- What the exercise asks: Will you extract the entries word for word? Images should not appear in the copy.
Start of Given data
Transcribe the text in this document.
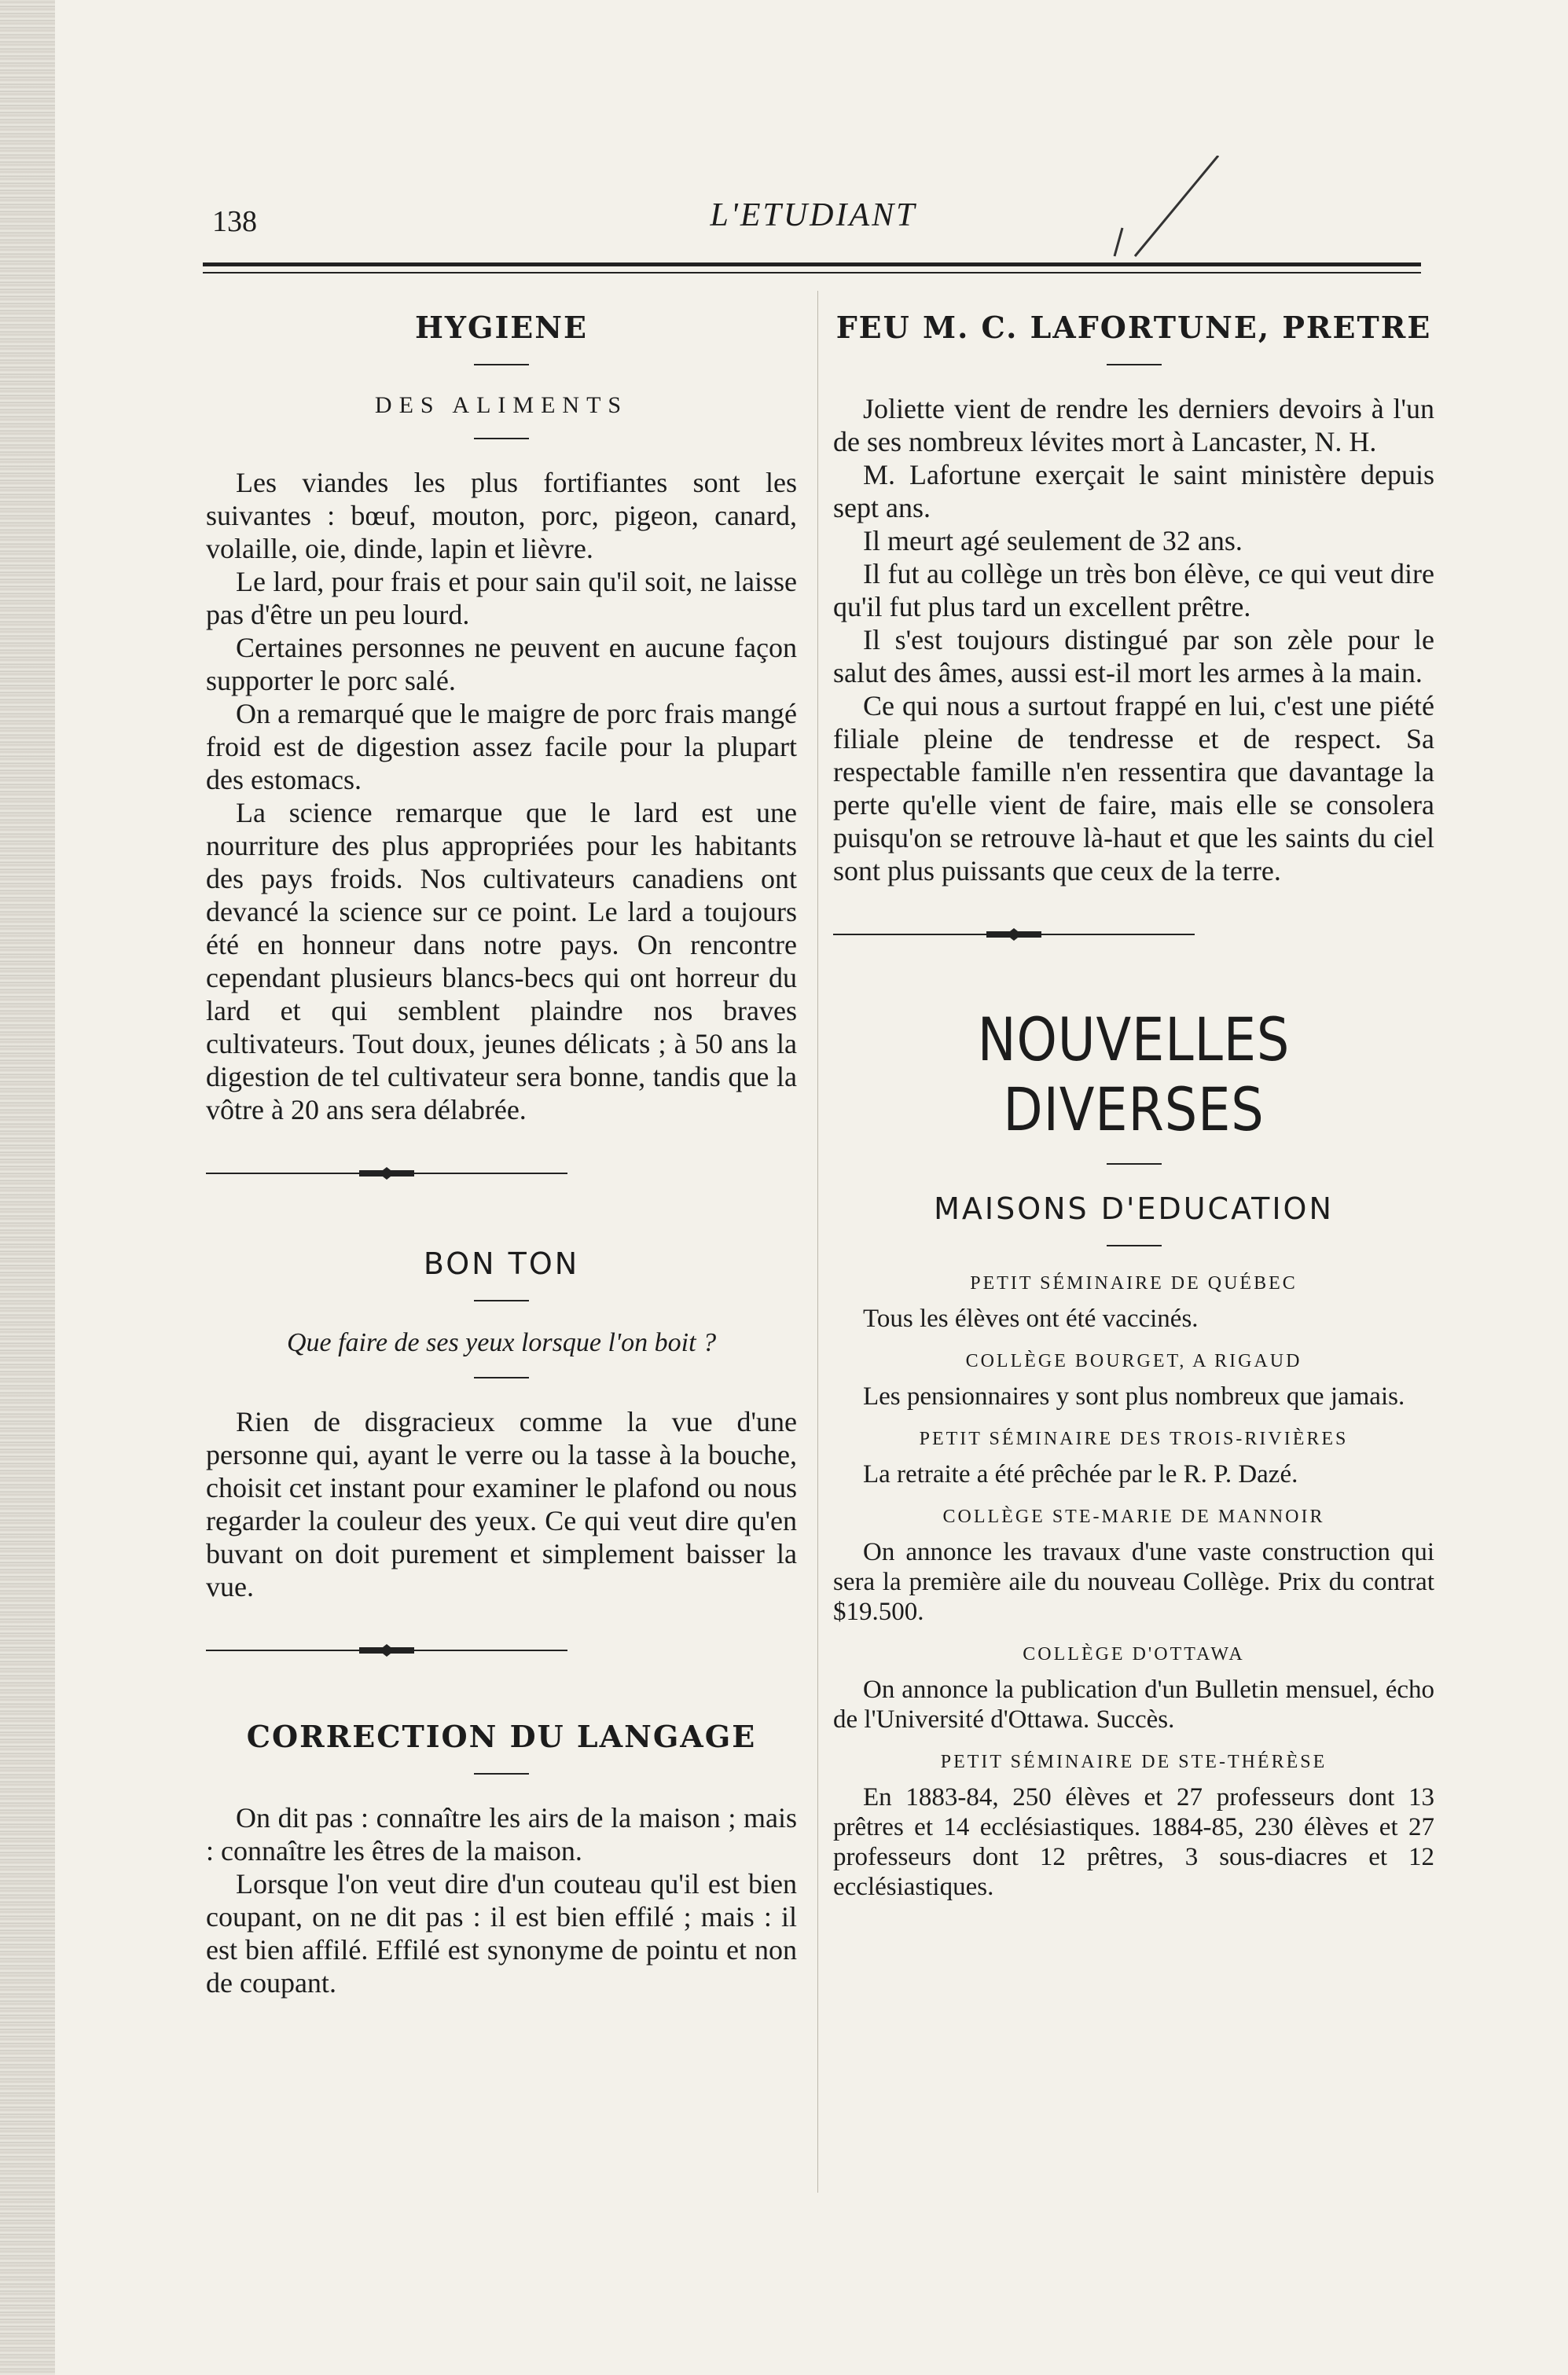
138	L'ETUDIANT
HYGIENE
DES ALIMENTS

Les viandes les plus fortifiantes sont les suivantes : bœuf, mouton, porc, pigeon, canard, volaille, oie, dinde, lapin et lièvre.

Le lard, pour frais et pour sain qu'il soit, ne laisse pas d'être un peu lourd.

Certaines personnes ne peuvent en aucune façon supporter le porc salé.

On a remarqué que le maigre de porc frais mangé froid est de digestion assez facile pour la plupart des estomacs.

La science remarque que le lard est une nourriture des plus appropriées pour les habitants des pays froids. Nos cultivateurs canadiens ont devancé la science sur ce point. Le lard a toujours été en honneur dans notre pays. On rencontre cependant plusieurs blancs-becs qui ont horreur du lard et qui semblent plaindre nos braves cultivateurs. Tout doux, jeunes délicats ; à 50 ans la digestion de tel cultivateur sera bonne, tandis que la vôtre à 20 ans sera délabrée.

BON TON
Que faire de ses yeux lorsque l'on boit ?

Rien de disgracieux comme la vue d'une personne qui, ayant le verre ou la tasse à la bouche, choisit cet instant pour examiner le plafond ou nous regarder la couleur des yeux. Ce qui veut dire qu'en buvant on doit purement et simplement baisser la vue.

CORRECTION DU LANGAGE

On dit pas : connaître les airs de la maison ; mais : connaître les êtres de la maison.

Lorsque l'on veut dire d'un couteau qu'il est bien coupant, on ne dit pas : il est bien effilé ; mais : il est bien affilé. Effilé est synonyme de pointu et non de coupant.

FEU M. C. LAFORTUNE, PRETRE

Joliette vient de rendre les derniers devoirs à l'un de ses nombreux lévites mort à Lancaster, N. H.

M. Lafortune exerçait le saint ministère depuis sept ans.

Il meurt agé seulement de 32 ans.

Il fut au collège un très bon élève, ce qui veut dire qu'il fut plus tard un excellent prêtre.

Il s'est toujours distingué par son zèle pour le salut des âmes, aussi est-il mort les armes à la main.

Ce qui nous a surtout frappé en lui, c'est une piété filiale pleine de tendresse et de respect. Sa respectable famille n'en ressentira que davantage la perte qu'elle vient de faire, mais elle se consolera puisqu'on se retrouve là-haut et que les saints du ciel sont plus puissants que ceux de la terre.

NOUVELLES DIVERSES
MAISONS D'EDUCATION
PETIT SÉMINAIRE DE QUÉBEC

Tous les élèves ont été vaccinés.

COLLÈGE BOURGET, A RIGAUD

Les pensionnaires y sont plus nombreux que jamais.

PETIT SÉMINAIRE DES TROIS-RIVIÈRES

La retraite a été prêchée par le R. P. Dazé.

COLLÈGE STE-MARIE DE MANNOIR

On annonce les travaux d'une vaste construction qui sera la première aile du nouveau Collège. Prix du contrat $19.500.

COLLÈGE D'OTTAWA

On annonce la publication d'un Bulletin mensuel, écho de l'Université d'Ottawa. Succès.

PETIT SÉMINAIRE DE STE-THÉRÈSE

En 1883-84, 250 élèves et 27 professeurs dont 13 prêtres et 14 ecclésiastiques. 1884-85, 230 élèves et 27 professeurs dont 12 prêtres, 3 sous-diacres et 12 ecclésiastiques.
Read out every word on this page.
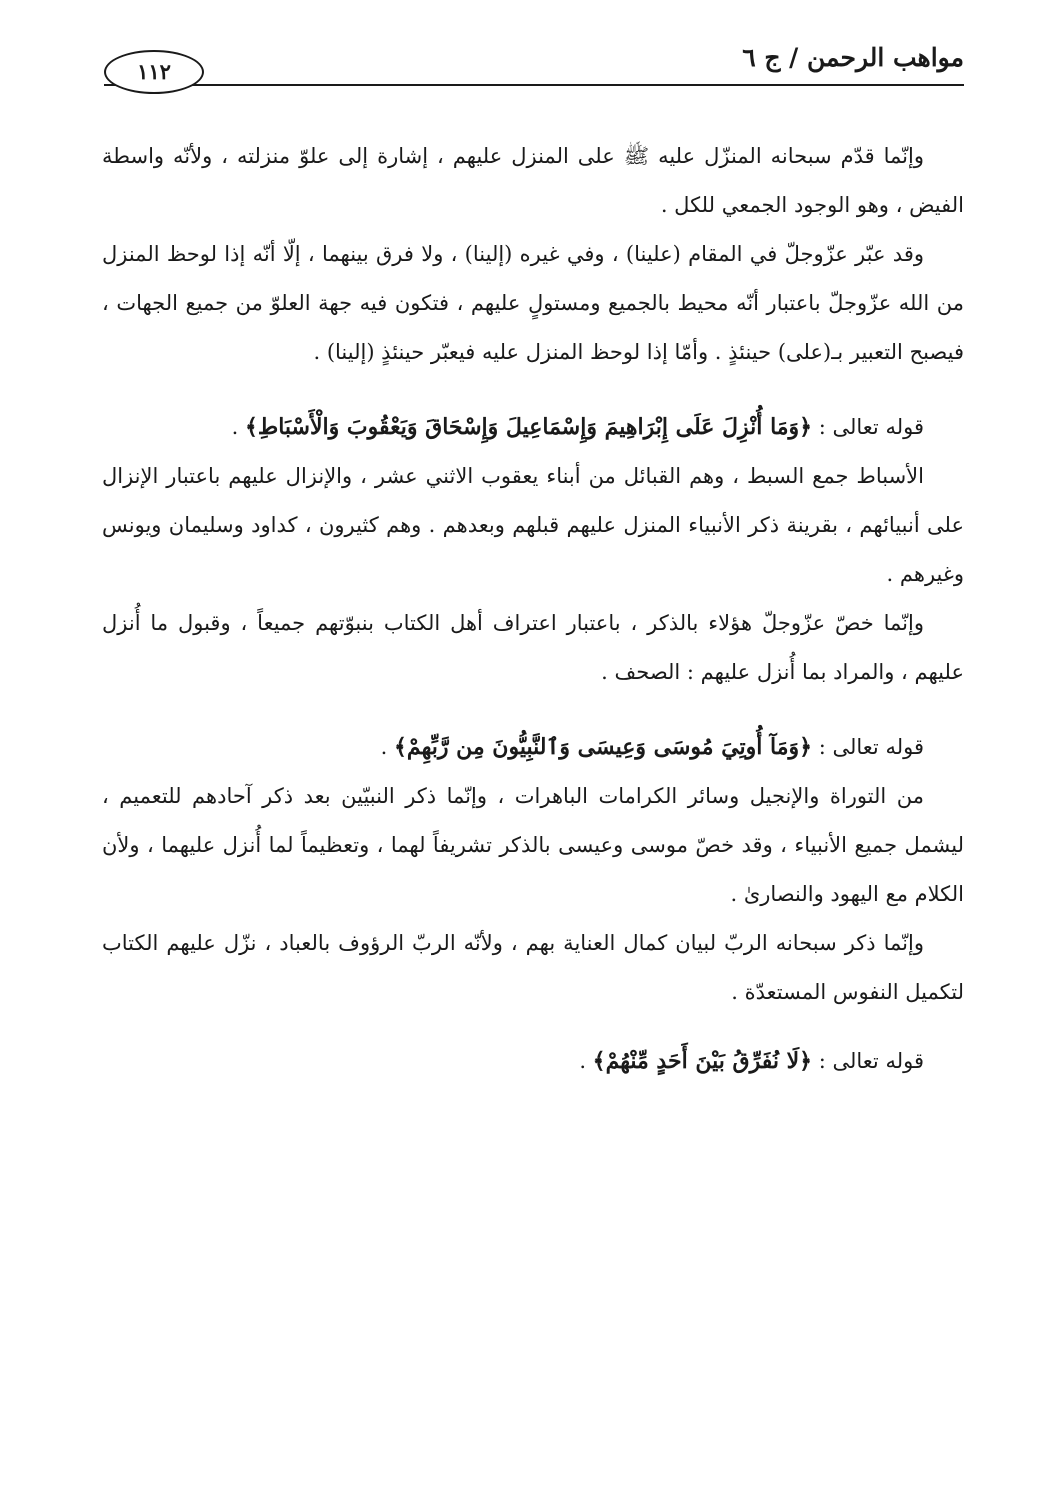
مواهب الرحمن / ج ٦
١١٢

وإنّما قدّم سبحانه المنزّل عليه ﷺ على المنزل عليهم ، إشارة إلى علوّ منزلته ، ولأنّه واسطة الفيض ، وهو الوجود الجمعي للكل .

وقد عبّر عزّوجلّ في المقام (علينا) ، وفي غيره (إلينا) ، ولا فرق بينهما ، إلّا أنّه إذا لوحظ المنزل من الله عزّوجلّ باعتبار أنّه محيط بالجميع ومستولٍ عليهم ، فتكون فيه جهة العلوّ من جميع الجهات ، فيصبح التعبير بـ(على) حينئذٍ . وأمّا إذا لوحظ المنزل عليه فيعبّر حينئذٍ (إلينا) .

قوله تعالى : ﴿وَمَا أُنْزِلَ عَلَى إِبْرَاهِيمَ وَإِسْمَاعِيلَ وَإِسْحَاقَ وَيَعْقُوبَ وَالْأَسْبَاطِ﴾ .

الأسباط جمع السبط ، وهم القبائل من أبناء يعقوب الاثني عشر ، والإنزال عليهم باعتبار الإنزال على أنبيائهم ، بقرينة ذكر الأنبياء المنزل عليهم قبلهم وبعدهم . وهم كثيرون ، كداود وسليمان ويونس وغيرهم .

وإنّما خصّ عزّوجلّ هؤلاء بالذكر ، باعتبار اعتراف أهل الكتاب بنبوّتهم جميعاً ، وقبول ما أُنزل عليهم ، والمراد بما أُنزل عليهم : الصحف .

قوله تعالى : ﴿وَمَآ أُوتِيَ مُوسَى وَعِيسَى وَٱلنَّبِيُّونَ مِن رَّبِّهِمْ﴾ .

من التوراة والإنجيل وسائر الكرامات الباهرات ، وإنّما ذكر النبيّين بعد ذكر آحادهم للتعميم ، ليشمل جميع الأنبياء ، وقد خصّ موسى وعيسى بالذكر تشريفاً لهما ، وتعظيماً لما أُنزل عليهما ، ولأن الكلام مع اليهود والنصارىٰ .

وإنّما ذكر سبحانه الربّ لبيان كمال العناية بهم ، ولأنّه الربّ الرؤوف بالعباد ، نزّل عليهم الكتاب لتكميل النفوس المستعدّة .

قوله تعالى : ﴿لَا نُفَرِّقُ بَيْنَ أَحَدٍ مِّنْهُمْ﴾ .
End of Given data
- Solution:
Transcribe the text in this document.
138	L'ETUDIANT
HYGIENE
DES ALIMENTS

Les viandes les plus fortifiantes sont les suivantes : bœuf, mouton, porc, pigeon, canard, volaille, oie, dinde, lapin et lièvre.

Le lard, pour frais et pour sain qu'il soit, ne laisse pas d'être un peu lourd.

Certaines personnes ne peuvent en aucune façon supporter le porc salé.

On a remarqué que le maigre de porc frais mangé froid est de digestion assez facile pour la plupart des estomacs.

La science remarque que le lard est une nourriture des plus appropriées pour les habitants des pays froids. Nos cultivateurs canadiens ont devancé la science sur ce point. Le lard a toujours été en honneur dans notre pays. On rencontre cependant plusieurs blancs-becs qui ont horreur du lard et qui semblent plaindre nos braves cultivateurs. Tout doux, jeunes délicats ; à 50 ans la digestion de tel cultivateur sera bonne, tandis que la vôtre à 20 ans sera délabrée.

BON TON
Que faire de ses yeux lorsque l'on boit ?

Rien de disgracieux comme la vue d'une personne qui, ayant le verre ou la tasse à la bouche, choisit cet instant pour examiner le plafond ou nous regarder la couleur des yeux. Ce qui veut dire qu'en buvant on doit purement et simplement baisser la vue.

CORRECTION DU LANGAGE

On dit pas : connaître les airs de la maison ; mais : connaître les êtres de la maison.

Lorsque l'on veut dire d'un couteau qu'il est bien coupant, on ne dit pas : il est bien effilé ; mais : il est bien affilé. Effilé est synonyme de pointu et non de coupant.

FEU M. C. LAFORTUNE, PRETRE

Joliette vient de rendre les derniers devoirs à l'un de ses nombreux lévites mort à Lancaster, N. H.

M. Lafortune exerçait le saint ministère depuis sept ans.

Il meurt agé seulement de 32 ans.

Il fut au collège un très bon élève, ce qui veut dire qu'il fut plus tard un excellent prêtre.

Il s'est toujours distingué par son zèle pour le salut des âmes, aussi est-il mort les armes à la main.

Ce qui nous a surtout frappé en lui, c'est une piété filiale pleine de tendresse et de respect. Sa respectable famille n'en ressentira que davantage la perte qu'elle vient de faire, mais elle se consolera puisqu'on se retrouve là-haut et que les saints du ciel sont plus puissants que ceux de la terre.

NOUVELLES DIVERSES
MAISONS D'EDUCATION
PETIT SÉMINAIRE DE QUÉBEC

Tous les élèves ont été vaccinés.

COLLÈGE BOURGET, A RIGAUD

Les pensionnaires y sont plus nombreux que jamais.

PETIT SÉMINAIRE DES TROIS-RIVIÈRES

La retraite a été prêchée par le R. P. Dazé.

COLLÈGE STE-MARIE DE MANNOIR

On annonce les travaux d'une vaste construction qui sera la première aile du nouveau Collège. Prix du contrat $19.500.

COLLÈGE D'OTTAWA

On annonce la publication d'un Bulletin mensuel, écho de l'Université d'Ottawa. Succès.

PETIT SÉMINAIRE DE STE-THÉRÈSE

En 1883-84, 250 élèves et 27 professeurs dont 13 prêtres et 14 ecclésiastiques. 1884-85, 230 élèves et 27 professeurs dont 12 prêtres, 3 sous-diacres et 12 ecclésiastiques.
Read out every word on this page.
مواهب الرحمن / ج ٦
١١٢

وإنّما قدّم سبحانه المنزّل عليه ﷺ على المنزل عليهم ، إشارة إلى علوّ منزلته ، ولأنّه واسطة الفيض ، وهو الوجود الجمعي للكل .

وقد عبّر عزّوجلّ في المقام (علينا) ، وفي غيره (إلينا) ، ولا فرق بينهما ، إلّا أنّه إذا لوحظ المنزل من الله عزّوجلّ باعتبار أنّه محيط بالجميع ومستولٍ عليهم ، فتكون فيه جهة العلوّ من جميع الجهات ، فيصبح التعبير بـ(على) حينئذٍ . وأمّا إذا لوحظ المنزل عليه فيعبّر حينئذٍ (إلينا) .

قوله تعالى : ﴿وَمَا أُنْزِلَ عَلَى إِبْرَاهِيمَ وَإِسْمَاعِيلَ وَإِسْحَاقَ وَيَعْقُوبَ وَالْأَسْبَاطِ﴾ .

الأسباط جمع السبط ، وهم القبائل من أبناء يعقوب الاثني عشر ، والإنزال عليهم باعتبار الإنزال على أنبيائهم ، بقرينة ذكر الأنبياء المنزل عليهم قبلهم وبعدهم . وهم كثيرون ، كداود وسليمان ويونس وغيرهم .

وإنّما خصّ عزّوجلّ هؤلاء بالذكر ، باعتبار اعتراف أهل الكتاب بنبوّتهم جميعاً ، وقبول ما أُنزل عليهم ، والمراد بما أُنزل عليهم : الصحف .

قوله تعالى : ﴿وَمَآ أُوتِيَ مُوسَى وَعِيسَى وَٱلنَّبِيُّونَ مِن رَّبِّهِمْ﴾ .

من التوراة والإنجيل وسائر الكرامات الباهرات ، وإنّما ذكر النبيّين بعد ذكر آحادهم للتعميم ، ليشمل جميع الأنبياء ، وقد خصّ موسى وعيسى بالذكر تشريفاً لهما ، وتعظيماً لما أُنزل عليهما ، ولأن الكلام مع اليهود والنصارىٰ .

وإنّما ذكر سبحانه الربّ لبيان كمال العناية بهم ، ولأنّه الربّ الرؤوف بالعباد ، نزّل عليهم الكتاب لتكميل النفوس المستعدّة .

قوله تعالى : ﴿لَا نُفَرِّقُ بَيْنَ أَحَدٍ مِّنْهُمْ﴾ .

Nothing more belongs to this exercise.